> AIM
Repeat the data verbatim.

> DATA LINES
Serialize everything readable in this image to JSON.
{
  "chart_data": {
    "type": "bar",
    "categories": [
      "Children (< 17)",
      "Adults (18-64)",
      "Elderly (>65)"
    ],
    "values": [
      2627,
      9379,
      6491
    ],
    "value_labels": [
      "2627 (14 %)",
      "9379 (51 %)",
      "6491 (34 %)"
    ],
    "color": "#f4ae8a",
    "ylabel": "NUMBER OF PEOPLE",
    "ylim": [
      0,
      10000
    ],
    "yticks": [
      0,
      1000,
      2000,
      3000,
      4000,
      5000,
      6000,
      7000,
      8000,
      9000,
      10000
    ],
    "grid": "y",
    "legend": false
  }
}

> SOLUTION TO THIS EXERCISE
Serialize everything readable in this image to JSON.
{
  "chart_data": {
    "type": "bar",
    "categories": [
      "Children (< 17)",
      "Adults (18-64)",
      "Elderly (>65)"
    ],
    "values": [
      2627,
      9379,
      6491
    ],
    "value_labels": [
      "2627 (14 %)",
      "9379 (51 %)",
      "6491 (34 %)"
    ],
    "color": "#f4ae8a",
    "ylabel": "NUMBER OF PEOPLE",
    "ylim": [
      0,
      10000
    ],
    "yticks": [
      0,
      1000,
      2000,
      3000,
      4000,
      5000,
      6000,
      7000,
      8000,
      9000,
      10000
    ],
    "grid": "y",
    "legend": false
  }
}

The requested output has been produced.